■ Source text:

[Box Backup] Additional information for Volume Snapshot Service (Shadow Copy)

Chris Wilson boxbackup at boxbackup.org
Mon Jun 29 21:45:33 BST 2009


Hi Matthieu,

On Mon, 29 Jun 2009, Matthieu Patou wrote:

>>>>  It doesn't eliminate the issue for GPL, because Microsoft's license
>>>>  explicitly forbids linking any of their code against GPL code and
>>>>  distributing the resulting binaries. However, BSD code does not fall
>>>>  under that restriction.
>>>
>>>  I'm wondering how bacula do it with this limitation ?
>>>  Because they are compiling with this library and their code is GPL.
>>
>>  As I mentioned in another posting back in March 2009 [1], the Bacula
>>  project gets around the GPL "restriction" (actually: liberations) by
>>  adding a special clause that allows linking their GPL code with
>>  proprietary libraries.

Layout records
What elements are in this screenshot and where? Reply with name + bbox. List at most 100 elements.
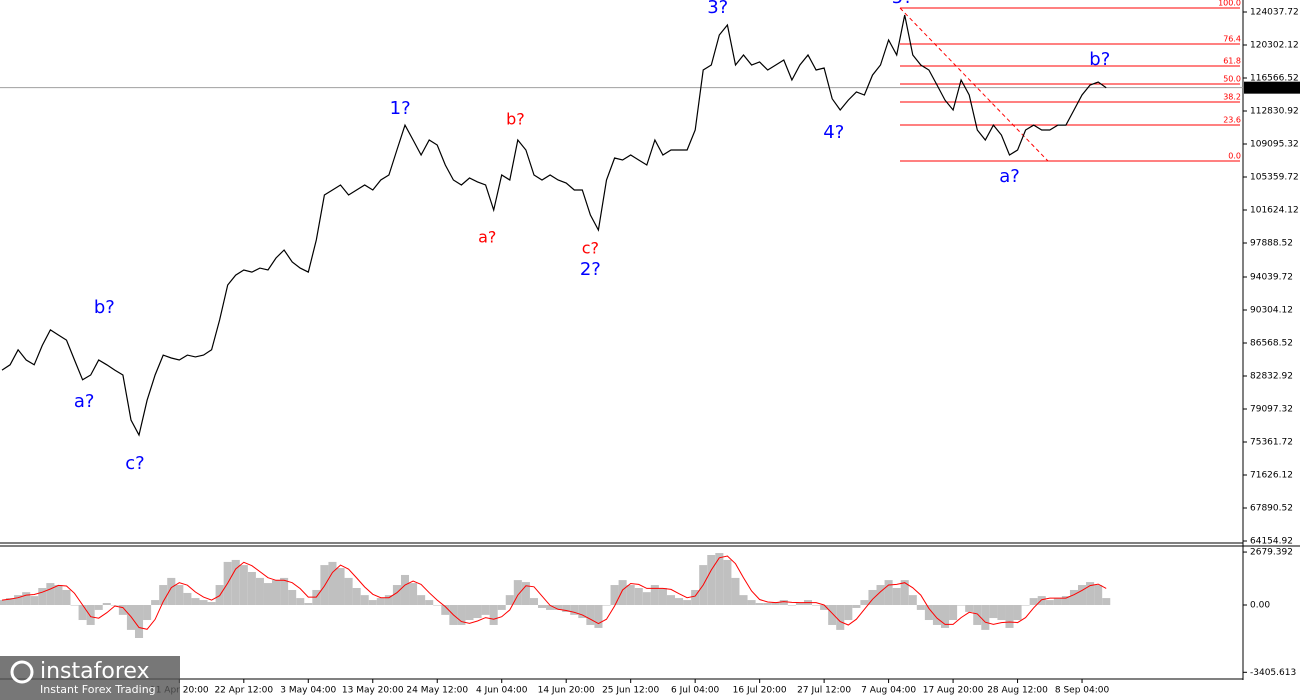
macd-bar (965, 605, 974, 612)
x-tick-label: 3 May 04:00 (280, 686, 336, 696)
macd-bar (94, 605, 103, 610)
macd-bar (836, 605, 845, 630)
macd-bar (1069, 589, 1079, 606)
macd-bar (344, 577, 353, 606)
logo-icon (10, 660, 34, 684)
y-tick-label: 124037.72 (1250, 7, 1299, 17)
wave-label: b? (94, 297, 115, 318)
macd-bar (409, 583, 418, 606)
x-tick-label: 6 Jul 04:00 (671, 686, 720, 696)
x-tick-label: 14 Jun 20:00 (538, 686, 595, 696)
macd-bar (1102, 598, 1111, 606)
macd-bar (707, 555, 716, 606)
y-tick-label: 94039.72 (1250, 273, 1293, 283)
macd-bar (763, 603, 772, 606)
macd-bar (795, 603, 804, 606)
y-tick-label: 101624.12 (1250, 206, 1299, 216)
macd-bar (521, 582, 530, 606)
macd-bar (102, 603, 111, 606)
macd-bar (683, 600, 692, 606)
macd-bar (134, 605, 144, 639)
wave-label: b? (1089, 49, 1110, 70)
wave-label: a? (478, 228, 496, 247)
macd-bar (1037, 596, 1046, 606)
macd-bar (1013, 605, 1022, 621)
macd-bar (46, 583, 55, 606)
wave-label: a? (999, 166, 1020, 187)
macd-bar (884, 580, 893, 606)
macd-bar (828, 605, 837, 625)
macd-bar (868, 589, 877, 606)
macd-bar (433, 605, 442, 606)
x-tick-label: 28 Aug 12:00 (987, 686, 1048, 696)
macd-bar (1094, 585, 1103, 606)
macd-bar (618, 580, 627, 606)
current-price-box (1244, 81, 1300, 94)
y-tick-label: 109095.32 (1250, 140, 1299, 150)
logo-brand: instaforex (40, 659, 150, 684)
macd-bar (457, 605, 466, 625)
macd-bar (731, 577, 740, 606)
macd-bar (900, 580, 909, 606)
macd-bar (54, 585, 63, 606)
macd-bar (634, 588, 643, 606)
macd-bar (650, 585, 659, 606)
y-tick-label: 0.00 (1250, 601, 1270, 611)
macd-bar (578, 605, 587, 619)
macd-bar (1005, 605, 1014, 628)
fib-label: 50.0 (1223, 74, 1241, 83)
macd-bar (989, 605, 998, 619)
macd-bar (1045, 600, 1054, 606)
macd-bar (376, 598, 385, 606)
macd-bar (239, 565, 248, 606)
macd-bar (860, 600, 869, 606)
macd-bar (368, 600, 377, 606)
macd-bar (425, 600, 434, 606)
y-tick-label: 116566.52 (1250, 74, 1299, 84)
macd-bar (118, 605, 127, 615)
macd-bar (328, 561, 337, 606)
macd-bar (0, 600, 7, 606)
price-line (1, 14, 1107, 437)
macd-bar (1053, 598, 1062, 606)
macd-bar (755, 603, 764, 606)
macd-bar (642, 592, 651, 606)
macd-bar (1029, 598, 1038, 606)
macd-bar (151, 600, 160, 606)
macd-bar (997, 605, 1006, 621)
x-tick-label: 24 May 12:00 (406, 686, 468, 696)
macd-bar (6, 598, 15, 606)
macd-bar (14, 595, 23, 606)
fib-label: 76.4 (1223, 35, 1241, 44)
wave-label: b? (506, 110, 525, 129)
x-tick-label: 4 Jun 04:00 (476, 686, 528, 696)
macd-bar (481, 605, 490, 615)
macd-bar (957, 605, 966, 606)
wave-label: 3? (707, 0, 728, 18)
macd-bar (513, 580, 522, 606)
wave-label: 1? (390, 98, 411, 119)
macd-bar (610, 585, 619, 606)
macd-bar (916, 605, 925, 610)
y-tick-label: 105359.72 (1250, 173, 1299, 183)
x-tick-label: 8 Sep 04:00 (1055, 686, 1110, 696)
macd-bar (78, 605, 87, 621)
y-tick-label: 67890.52 (1250, 504, 1293, 514)
macd-bar (288, 589, 297, 606)
macd-bar (691, 589, 700, 606)
y-tick-label: 86568.52 (1250, 339, 1293, 349)
macd-bar (908, 595, 917, 606)
macd-bar (159, 585, 168, 606)
macd-bar (505, 595, 514, 606)
fib-label: 100.0 (1218, 0, 1241, 8)
y-tick-label: 2679.392 (1250, 548, 1293, 558)
y-tick-label: 79097.32 (1250, 405, 1293, 415)
macd-bar (199, 600, 208, 606)
macd-bar (594, 605, 603, 628)
macd-bar (255, 577, 264, 606)
macd-bar (876, 585, 885, 606)
y-tick-label: 90304.12 (1250, 306, 1293, 316)
y-tick-label: -3405.613 (1250, 668, 1296, 678)
y-tick-label: 112830.92 (1250, 107, 1299, 117)
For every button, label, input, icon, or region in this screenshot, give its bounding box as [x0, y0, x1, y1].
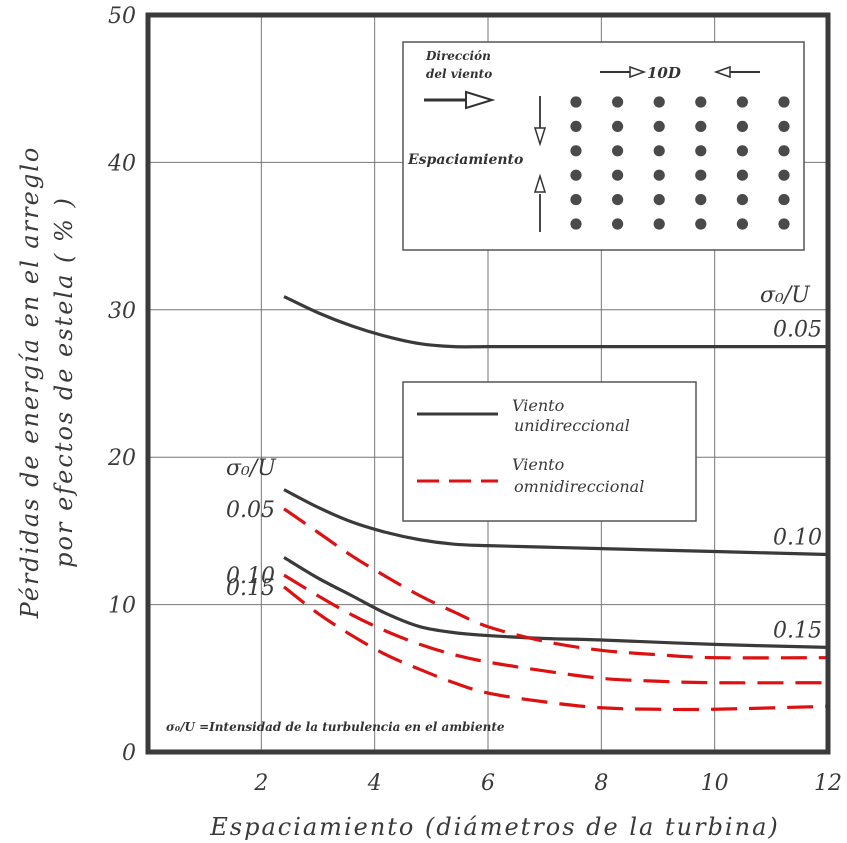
inset-direction-line1: Dirección [425, 49, 491, 63]
turbine-dot [695, 194, 707, 206]
x-tick-label: 8 [594, 771, 608, 796]
turbine-dot [778, 120, 790, 132]
turbine-dot [653, 194, 665, 206]
spacing-down-arrow-icon [533, 96, 547, 147]
y-tick-label: 40 [107, 151, 136, 176]
y-tick-label: 50 [108, 4, 136, 29]
turbine-dot [695, 169, 707, 181]
turbine-dot [778, 145, 790, 157]
inset-spacing-label: Espaciamiento [407, 152, 523, 168]
curve-label-right: 0.15 [773, 618, 822, 643]
turbine-dot [570, 194, 582, 206]
footnote: σ₀/U =Intensidad de la turbulencia en el… [166, 720, 505, 734]
x-tick-label: 6 [481, 771, 495, 796]
x-tick-label: 12 [814, 771, 842, 796]
turbine-dot [570, 120, 582, 132]
x-tick-label: 10 [701, 771, 729, 796]
y-tick-label: 10 [108, 594, 136, 619]
turbine-dot [778, 218, 790, 230]
turbine-dot [736, 169, 749, 181]
turbine-dot [778, 194, 790, 206]
curve-label-left: 0.10 [226, 564, 275, 589]
curve-labels: 0.050.100.150.050.100.15 [226, 318, 822, 644]
turbine-dot [570, 145, 582, 157]
right-header-sigma-u: σ₀/U [760, 283, 811, 308]
curve-label-right: 0.05 [773, 318, 822, 343]
curve-label-left: 0.05 [226, 498, 275, 523]
inset-frame [402, 41, 805, 251]
legend: Viento unidireccional Viento omnidirecci… [402, 381, 697, 522]
turbine-dot [695, 218, 707, 230]
series-line-omnidirectional-015 [283, 585, 829, 712]
y-tick-label: 30 [108, 299, 136, 324]
turbine-dot [612, 96, 624, 108]
turbine-dot [736, 194, 749, 206]
series-line-unidirectional-015 [283, 556, 829, 649]
series-line-omnidirectional-005 [283, 507, 829, 660]
x-tick-label: 2 [253, 771, 268, 796]
x-tick-label: 4 [367, 771, 382, 796]
turbine-dot [695, 96, 707, 108]
tick-labels: 2 4 6 8 10 12 0 10 20 30 40 50 [107, 4, 842, 796]
turbine-dot [736, 145, 749, 157]
y-tick-label: 20 [107, 446, 136, 471]
wind-arrow-icon [424, 90, 496, 110]
curve-label-left: 0.15 [226, 576, 275, 601]
legend-dashed-line2: omnidireccional [514, 477, 644, 496]
turbine-dot-grid [570, 96, 790, 230]
turbine-dot [736, 120, 749, 132]
turbine-dot [653, 96, 665, 108]
plot-frame [145, 12, 831, 755]
turbine-dot [778, 169, 790, 181]
inset-diagram: Dirección del viento Espaciamiento 10D [402, 41, 805, 251]
turbine-dot [778, 96, 790, 108]
series-line-unidirectional-010 [283, 488, 829, 557]
y-axis-title-line2: por efectos de estela ( % ) [50, 196, 78, 568]
series-line-omnidirectional-010 [283, 573, 829, 685]
distance-left-arrow-icon [600, 65, 647, 79]
turbine-dot [612, 194, 624, 206]
distance-right-arrow-icon [713, 65, 760, 79]
turbine-dot [570, 218, 582, 230]
legend-solid-line2: unidireccional [514, 416, 630, 435]
series-layer [283, 295, 829, 712]
legend-frame [402, 381, 697, 522]
turbine-dot [612, 169, 624, 181]
series-line-unidirectional-005 [283, 295, 828, 349]
turbine-dot [612, 145, 624, 157]
spacing-up-arrow-icon [533, 173, 547, 232]
y-axis-title-line1: Pérdidas de energía en el arreglo [16, 146, 44, 620]
turbine-dot [736, 96, 749, 108]
turbine-dot [653, 120, 665, 132]
curve-label-right: 0.10 [773, 525, 822, 550]
inset-distance-label: 10D [647, 64, 681, 82]
turbine-dot [695, 145, 707, 157]
turbine-dot [612, 218, 624, 230]
x-axis-title: Espaciamiento (diámetros de la turbina) [209, 813, 779, 841]
turbine-dot [695, 120, 707, 132]
turbine-dot [570, 96, 582, 108]
left-header-sigma-u: σ₀/U [226, 456, 277, 481]
turbine-dot [570, 169, 582, 181]
turbine-dot [653, 145, 665, 157]
turbine-dot [653, 169, 665, 181]
legend-dashed-line1: Viento [512, 455, 564, 474]
legend-solid-line1: Viento [512, 396, 564, 415]
turbine-dot [612, 120, 624, 132]
turbine-dot [653, 218, 665, 230]
turbine-dot [736, 218, 749, 230]
inset-direction-line2: del viento [426, 67, 492, 81]
y-tick-label: 0 [122, 741, 136, 766]
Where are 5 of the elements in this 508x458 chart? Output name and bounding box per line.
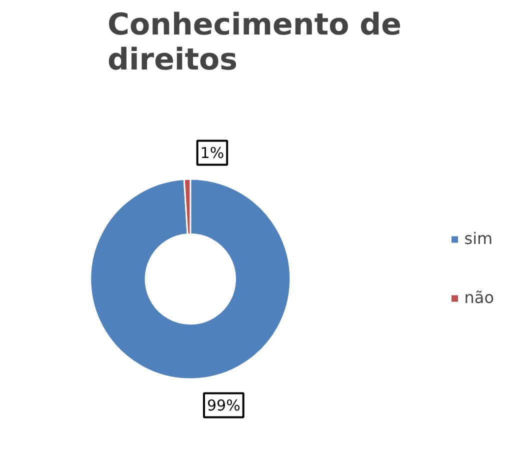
data-label: 1% (200, 144, 224, 162)
data-label: 99% (206, 396, 240, 414)
legend-label: não (464, 288, 494, 307)
legend-label: sim (464, 229, 493, 248)
chart-title: Conhecimento de direitos (108, 8, 402, 78)
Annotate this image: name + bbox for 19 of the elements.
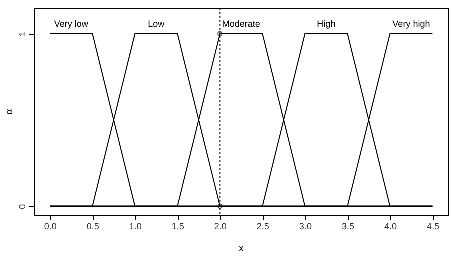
x-tick-label: 4.0: [384, 222, 397, 232]
x-tick-label: 3.5: [342, 222, 354, 232]
x-tick-label: 4.5: [426, 222, 440, 232]
series-label: Very low: [54, 18, 89, 29]
x-tick-label: 1.0: [129, 222, 142, 232]
x-tick-label: 1.5: [172, 222, 184, 232]
y-tick-label: 1: [18, 32, 28, 37]
series-label: Moderate: [222, 18, 260, 29]
x-tick-label: 0.5: [86, 222, 100, 232]
x-tick-label: 0.0: [44, 222, 57, 232]
x-tick-label: 2.0: [214, 222, 227, 232]
x-tick-label: 2.5: [256, 222, 270, 232]
series-label: Very high: [392, 18, 430, 29]
x-tick-label: 3.0: [299, 222, 312, 232]
x-axis-title: x: [239, 244, 244, 254]
series-label: Low: [148, 18, 166, 29]
y-tick-label: 0: [18, 204, 28, 210]
y-axis-title: α: [4, 108, 16, 115]
series-label: High: [317, 18, 336, 29]
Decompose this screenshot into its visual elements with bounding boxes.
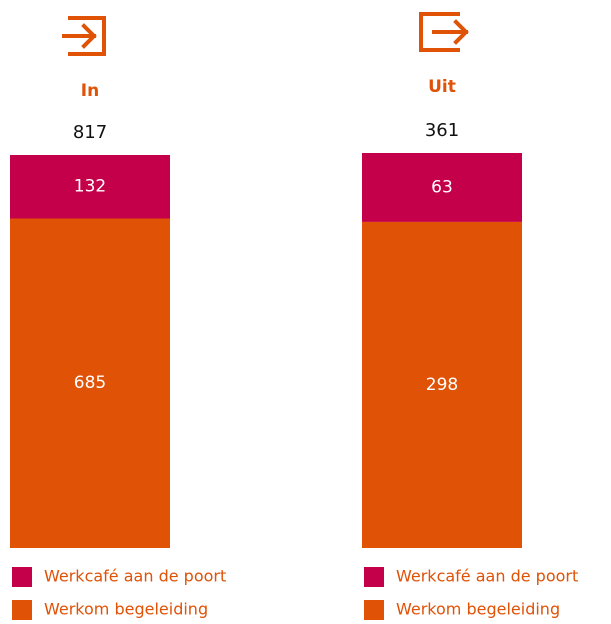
legend-swatch	[12, 600, 32, 620]
bar-segment	[362, 221, 522, 548]
legend-swatch	[364, 567, 384, 587]
chart-title: In	[81, 81, 99, 101]
value-label: 685	[74, 373, 106, 393]
legend-swatch	[12, 567, 32, 587]
value-label: 298	[426, 375, 458, 395]
legend-label: Werkom begeleiding	[44, 600, 208, 619]
value-label: 63	[431, 177, 453, 197]
bar-segment	[10, 218, 170, 548]
icon-out	[419, 12, 469, 52]
legend-label: Werkcafé aan de poort	[396, 567, 578, 586]
value-label: 132	[74, 177, 106, 197]
bar-segment	[10, 155, 170, 219]
bar-segment	[362, 153, 522, 222]
chart-title: Uit	[428, 77, 456, 97]
legend-label: Werkom begeleiding	[396, 600, 560, 619]
total-label: 817	[73, 122, 107, 143]
icon-in	[62, 16, 106, 56]
legend-label: Werkcafé aan de poort	[44, 567, 226, 586]
total-label: 361	[425, 120, 459, 141]
legend-swatch	[364, 600, 384, 620]
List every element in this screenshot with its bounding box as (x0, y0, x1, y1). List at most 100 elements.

■ Job: Proceed with the mailing-list message about Volume Snapshot Service licensing, picking up after its final sentence. The records were taken from a different source than the text.

■ The output:
>> 
> Achim my question was not in the sense of problems of GPL with 
> proprietary software but the opposite. Chris stated that the Microsoft's 
> license explicitly forbids linking any of their codes against GPL. First 
> I read the VSS licence and I didn't find this (but I am not a lawyer so 
> I might have misunderstood some parts), and if it's true then I am 
> wondering how Bacula manage to respect Microsoft license.

Microsoft's license says that you may not distribute any of their code 
linked to any applications that would cause their code to fall under the 
GPL (or any "Excluded License"). Because Bacula has an exception for these 
proprietary libraries, that means that it does not force them to fall 
under the GPL, so Microsoft's own license still applies, and that's OK 
under their license. They don't have a problem with linking their stuff to 
LGPL code either, for the same reason.

See the Silverlight SDK license at: 
http://msdn.microsoft.com/en-us/silverlight/bb743266.aspx . I think that 
essentially the same license applies to the VSS SDK.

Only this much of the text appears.